● **Problem requirements**
Leave out the pictures and copy every record exactly.
───── Source material ─────
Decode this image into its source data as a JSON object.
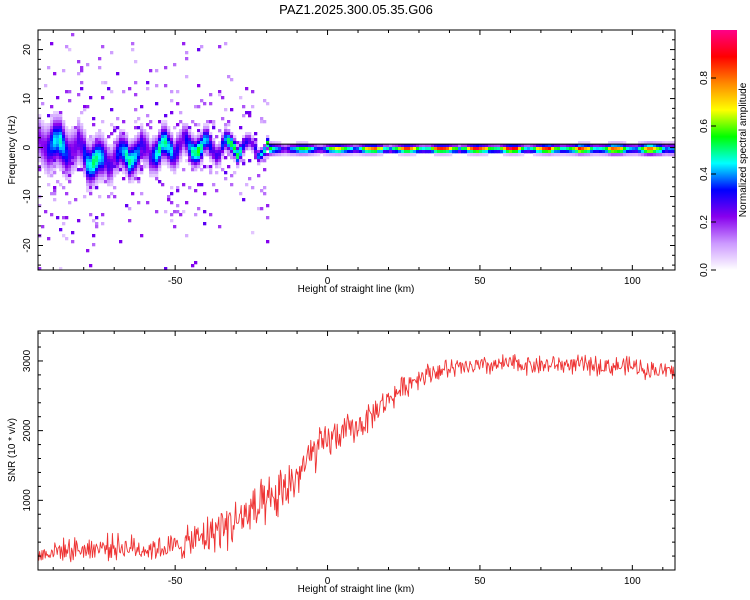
{
  "figure_title": "PAZ1.2025.300.05.35.G06",
  "chart_data": [
    {
      "type": "heatmap",
      "title": "PAZ1.2025.300.05.35.G06",
      "xlabel": "Height of straight line (km)",
      "ylabel": "Frequency (Hz)",
      "xlim": [
        -95,
        114
      ],
      "ylim": [
        -25,
        24
      ],
      "x_ticks": [
        -50,
        0,
        50,
        100
      ],
      "x_tick_labels": [
        "-50",
        "0",
        "50",
        "100"
      ],
      "y_ticks": [
        -20,
        -10,
        0,
        10,
        20
      ],
      "y_tick_labels": [
        "-20",
        "-10",
        "0",
        "10",
        "20"
      ],
      "colorbar": {
        "label": "Normalized spectral amplitude",
        "range": [
          0,
          1
        ],
        "ticks": [
          0.0,
          0.2,
          0.4,
          0.6,
          0.8
        ],
        "tick_labels": [
          "0.0",
          "0.2",
          "0.4",
          "0.6",
          "0.8"
        ],
        "colors": [
          "#ffffff",
          "#cc99ff",
          "#8800ee",
          "#0000ff",
          "#00ffff",
          "#00ff00",
          "#ffff00",
          "#ff8800",
          "#ff0000",
          "#ff0088"
        ]
      },
      "signal_track": [
        {
          "x": -95,
          "f": 1.0,
          "amp": 0.45,
          "spread": 4.0
        },
        {
          "x": -85,
          "f": 0.5,
          "amp": 0.45,
          "spread": 4.0
        },
        {
          "x": -80,
          "f": -1.0,
          "amp": 0.5,
          "spread": 3.5
        },
        {
          "x": -75,
          "f": -3.0,
          "amp": 0.5,
          "spread": 3.5
        },
        {
          "x": -70,
          "f": -1.5,
          "amp": 0.5,
          "spread": 3.0
        },
        {
          "x": -60,
          "f": -0.5,
          "amp": 0.5,
          "spread": 3.0
        },
        {
          "x": -50,
          "f": 0.5,
          "amp": 0.52,
          "spread": 2.8
        },
        {
          "x": -40,
          "f": 0.5,
          "amp": 0.55,
          "spread": 2.2
        },
        {
          "x": -30,
          "f": 0.3,
          "amp": 0.55,
          "spread": 1.6
        },
        {
          "x": -20,
          "f": 0.0,
          "amp": 0.55,
          "spread": 1.0
        },
        {
          "x": -10,
          "f": 0.0,
          "amp": 0.6,
          "spread": 0.9
        },
        {
          "x": 0,
          "f": 0.0,
          "amp": 0.7,
          "spread": 0.8
        },
        {
          "x": 10,
          "f": 0.0,
          "amp": 0.75,
          "spread": 0.8
        },
        {
          "x": 20,
          "f": 0.0,
          "amp": 0.85,
          "spread": 0.7
        },
        {
          "x": 40,
          "f": 0.0,
          "amp": 0.95,
          "spread": 0.7
        },
        {
          "x": 60,
          "f": 0.0,
          "amp": 0.95,
          "spread": 0.7
        },
        {
          "x": 80,
          "f": 0.0,
          "amp": 0.85,
          "spread": 0.8
        },
        {
          "x": 100,
          "f": 0.0,
          "amp": 0.8,
          "spread": 0.9
        },
        {
          "x": 114,
          "f": 0.0,
          "amp": 0.75,
          "spread": 1.0
        }
      ],
      "reference_line_f": 0.0
    },
    {
      "type": "line",
      "xlabel": "Height of straight line (km)",
      "ylabel": "SNR (10 * v/v)",
      "xlim": [
        -95,
        114
      ],
      "ylim": [
        0,
        3430
      ],
      "x_ticks": [
        -50,
        0,
        50,
        100
      ],
      "x_tick_labels": [
        "-50",
        "0",
        "50",
        "100"
      ],
      "y_ticks": [
        1000,
        2000,
        3000
      ],
      "y_tick_labels": [
        "1000",
        "2000",
        "3000"
      ],
      "line_color": "#ee3333",
      "series": [
        {
          "name": "SNR",
          "x": [
            -95,
            -90,
            -80,
            -70,
            -60,
            -50,
            -40,
            -35,
            -30,
            -25,
            -20,
            -15,
            -10,
            -5,
            0,
            5,
            10,
            15,
            20,
            25,
            30,
            35,
            40,
            50,
            60,
            70,
            80,
            90,
            100,
            105,
            110,
            114
          ],
          "values": [
            200,
            280,
            300,
            340,
            300,
            330,
            480,
            620,
            700,
            820,
            900,
            1100,
            1350,
            1650,
            1850,
            1980,
            2050,
            2250,
            2450,
            2620,
            2780,
            2850,
            2880,
            2920,
            2960,
            2940,
            2950,
            2930,
            2920,
            2880,
            2860,
            2850
          ],
          "noise": [
            160,
            180,
            200,
            220,
            210,
            230,
            330,
            400,
            420,
            450,
            470,
            450,
            420,
            380,
            320,
            280,
            260,
            240,
            210,
            200,
            190,
            180,
            180,
            170,
            170,
            170,
            160,
            170,
            170,
            160,
            160,
            160
          ]
        }
      ]
    }
  ]
}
─────
● **Written response**
Decode this image into its source data as a JSON object.
{
  "figure_title": "PAZ1.2025.300.05.35.G06",
  "chart_data": [
    {
      "type": "heatmap",
      "title": "PAZ1.2025.300.05.35.G06",
      "xlabel": "Height of straight line (km)",
      "ylabel": "Frequency (Hz)",
      "xlim": [
        -95,
        114
      ],
      "ylim": [
        -25,
        24
      ],
      "x_ticks": [
        -50,
        0,
        50,
        100
      ],
      "x_tick_labels": [
        "-50",
        "0",
        "50",
        "100"
      ],
      "y_ticks": [
        -20,
        -10,
        0,
        10,
        20
      ],
      "y_tick_labels": [
        "-20",
        "-10",
        "0",
        "10",
        "20"
      ],
      "colorbar": {
        "label": "Normalized spectral amplitude",
        "range": [
          0,
          1
        ],
        "ticks": [
          0.0,
          0.2,
          0.4,
          0.6,
          0.8
        ],
        "tick_labels": [
          "0.0",
          "0.2",
          "0.4",
          "0.6",
          "0.8"
        ],
        "colors": [
          "#ffffff",
          "#cc99ff",
          "#8800ee",
          "#0000ff",
          "#00ffff",
          "#00ff00",
          "#ffff00",
          "#ff8800",
          "#ff0000",
          "#ff0088"
        ]
      },
      "signal_track": [
        {
          "x": -95,
          "f": 1.0,
          "amp": 0.45,
          "spread": 4.0
        },
        {
          "x": -85,
          "f": 0.5,
          "amp": 0.45,
          "spread": 4.0
        },
        {
          "x": -80,
          "f": -1.0,
          "amp": 0.5,
          "spread": 3.5
        },
        {
          "x": -75,
          "f": -3.0,
          "amp": 0.5,
          "spread": 3.5
        },
        {
          "x": -70,
          "f": -1.5,
          "amp": 0.5,
          "spread": 3.0
        },
        {
          "x": -60,
          "f": -0.5,
          "amp": 0.5,
          "spread": 3.0
        },
        {
          "x": -50,
          "f": 0.5,
          "amp": 0.52,
          "spread": 2.8
        },
        {
          "x": -40,
          "f": 0.5,
          "amp": 0.55,
          "spread": 2.2
        },
        {
          "x": -30,
          "f": 0.3,
          "amp": 0.55,
          "spread": 1.6
        },
        {
          "x": -20,
          "f": 0.0,
          "amp": 0.55,
          "spread": 1.0
        },
        {
          "x": -10,
          "f": 0.0,
          "amp": 0.6,
          "spread": 0.9
        },
        {
          "x": 0,
          "f": 0.0,
          "amp": 0.7,
          "spread": 0.8
        },
        {
          "x": 10,
          "f": 0.0,
          "amp": 0.75,
          "spread": 0.8
        },
        {
          "x": 20,
          "f": 0.0,
          "amp": 0.85,
          "spread": 0.7
        },
        {
          "x": 40,
          "f": 0.0,
          "amp": 0.95,
          "spread": 0.7
        },
        {
          "x": 60,
          "f": 0.0,
          "amp": 0.95,
          "spread": 0.7
        },
        {
          "x": 80,
          "f": 0.0,
          "amp": 0.85,
          "spread": 0.8
        },
        {
          "x": 100,
          "f": 0.0,
          "amp": 0.8,
          "spread": 0.9
        },
        {
          "x": 114,
          "f": 0.0,
          "amp": 0.75,
          "spread": 1.0
        }
      ],
      "reference_line_f": 0.0
    },
    {
      "type": "line",
      "xlabel": "Height of straight line (km)",
      "ylabel": "SNR (10 * v/v)",
      "xlim": [
        -95,
        114
      ],
      "ylim": [
        0,
        3430
      ],
      "x_ticks": [
        -50,
        0,
        50,
        100
      ],
      "x_tick_labels": [
        "-50",
        "0",
        "50",
        "100"
      ],
      "y_ticks": [
        1000,
        2000,
        3000
      ],
      "y_tick_labels": [
        "1000",
        "2000",
        "3000"
      ],
      "line_color": "#ee3333",
      "series": [
        {
          "name": "SNR",
          "x": [
            -95,
            -90,
            -80,
            -70,
            -60,
            -50,
            -40,
            -35,
            -30,
            -25,
            -20,
            -15,
            -10,
            -5,
            0,
            5,
            10,
            15,
            20,
            25,
            30,
            35,
            40,
            50,
            60,
            70,
            80,
            90,
            100,
            105,
            110,
            114
          ],
          "values": [
            200,
            280,
            300,
            340,
            300,
            330,
            480,
            620,
            700,
            820,
            900,
            1100,
            1350,
            1650,
            1850,
            1980,
            2050,
            2250,
            2450,
            2620,
            2780,
            2850,
            2880,
            2920,
            2960,
            2940,
            2950,
            2930,
            2920,
            2880,
            2860,
            2850
          ],
          "noise": [
            160,
            180,
            200,
            220,
            210,
            230,
            330,
            400,
            420,
            450,
            470,
            450,
            420,
            380,
            320,
            280,
            260,
            240,
            210,
            200,
            190,
            180,
            180,
            170,
            170,
            170,
            160,
            170,
            170,
            160,
            160,
            160
          ]
        }
      ]
    }
  ]
}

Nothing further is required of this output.